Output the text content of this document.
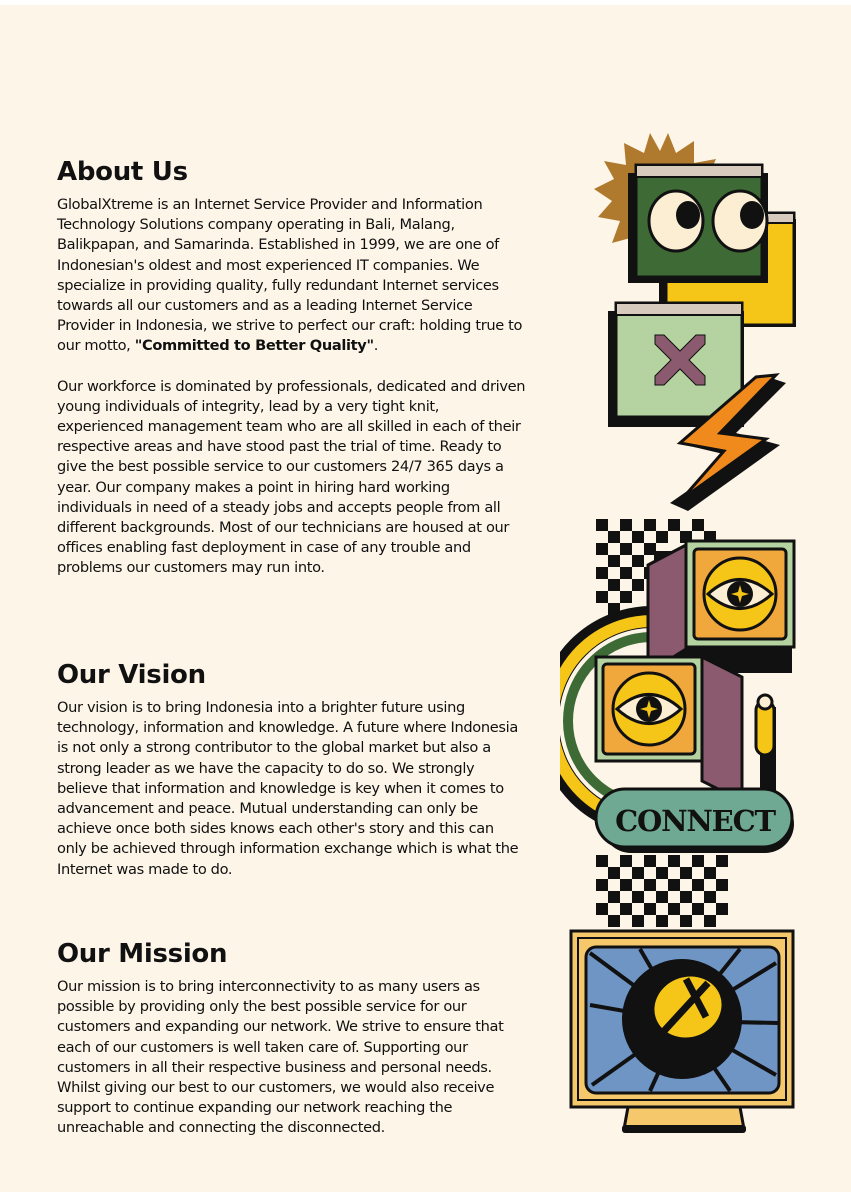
About Us

GlobalXtreme is an Internet Service Provider and Information Technology Solutions company operating in Bali, Malang, Balikpapan, and Samarinda. Established in 1999, we are one of Indonesian's oldest and most experienced IT companies. We specialize in providing quality, fully redundant Internet services towards all our customers and as a leading Internet Service Provider in Indonesia, we strive to perfect our craft: holding true to our motto, "Committed to Better Quality".

Our workforce is dominated by professionals, dedicated and driven young individuals of integrity, lead by a very tight knit, experienced management team who are all skilled in each of their respective areas and have stood past the trial of time. Ready to give the best possible service to our customers 24/7 365 days a year. Our company makes a point in hiring hard working individuals in need of a steady jobs and accepts people from all different backgrounds. Most of our technicians are housed at our offices enabling fast deployment in case of any trouble and problems our customers may run into.

Our Vision

Our vision is to bring Indonesia into a brighter future using technology, information and knowledge. A future where Indonesia is not only a strong contributor to the global market but also a strong leader as we have the capacity to do so. We strongly believe that information and knowledge is key when it comes to advancement and peace. Mutual understanding can only be achieve once both sides knows each other's story and this can only be achieved through information exchange which is what the Internet was made to do.

Our Mission

Our mission is to bring interconnectivity to as many users as possible by providing only the best possible service for our customers and expanding our network. We strive to ensure that each of our customers is well taken care of. Supporting our customers in all their respective business and personal needs. Whilst giving our best to our customers, we would also receive support to continue expanding our network reaching the unreachable and connecting the disconnected.

CONNECT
──────────
## What needs to be done:
Output the full set of records above without changing a word, and drop the images.

## Final answer:
Output the text content of this document.
About Us

GlobalXtreme is an Internet Service Provider and Information Technology Solutions company operating in Bali, Malang, Balikpapan, and Samarinda. Established in 1999, we are one of Indonesian's oldest and most experienced IT companies. We specialize in providing quality, fully redundant Internet services towards all our customers and as a leading Internet Service Provider in Indonesia, we strive to perfect our craft: holding true to our motto, "Committed to Better Quality".

Our workforce is dominated by professionals, dedicated and driven young individuals of integrity, lead by a very tight knit, experienced management team who are all skilled in each of their respective areas and have stood past the trial of time. Ready to give the best possible service to our customers 24/7 365 days a year. Our company makes a point in hiring hard working individuals in need of a steady jobs and accepts people from all different backgrounds. Most of our technicians are housed at our offices enabling fast deployment in case of any trouble and problems our customers may run into.

Our Vision

Our vision is to bring Indonesia into a brighter future using technology, information and knowledge. A future where Indonesia is not only a strong contributor to the global market but also a strong leader as we have the capacity to do so. We strongly believe that information and knowledge is key when it comes to advancement and peace. Mutual understanding can only be achieve once both sides knows each other's story and this can only be achieved through information exchange which is what the Internet was made to do.

Our Mission

Our mission is to bring interconnectivity to as many users as possible by providing only the best possible service for our customers and expanding our network. We strive to ensure that each of our customers is well taken care of. Supporting our customers in all their respective business and personal needs. Whilst giving our best to our customers, we would also receive support to continue expanding our network reaching the unreachable and connecting the disconnected.

CONNECT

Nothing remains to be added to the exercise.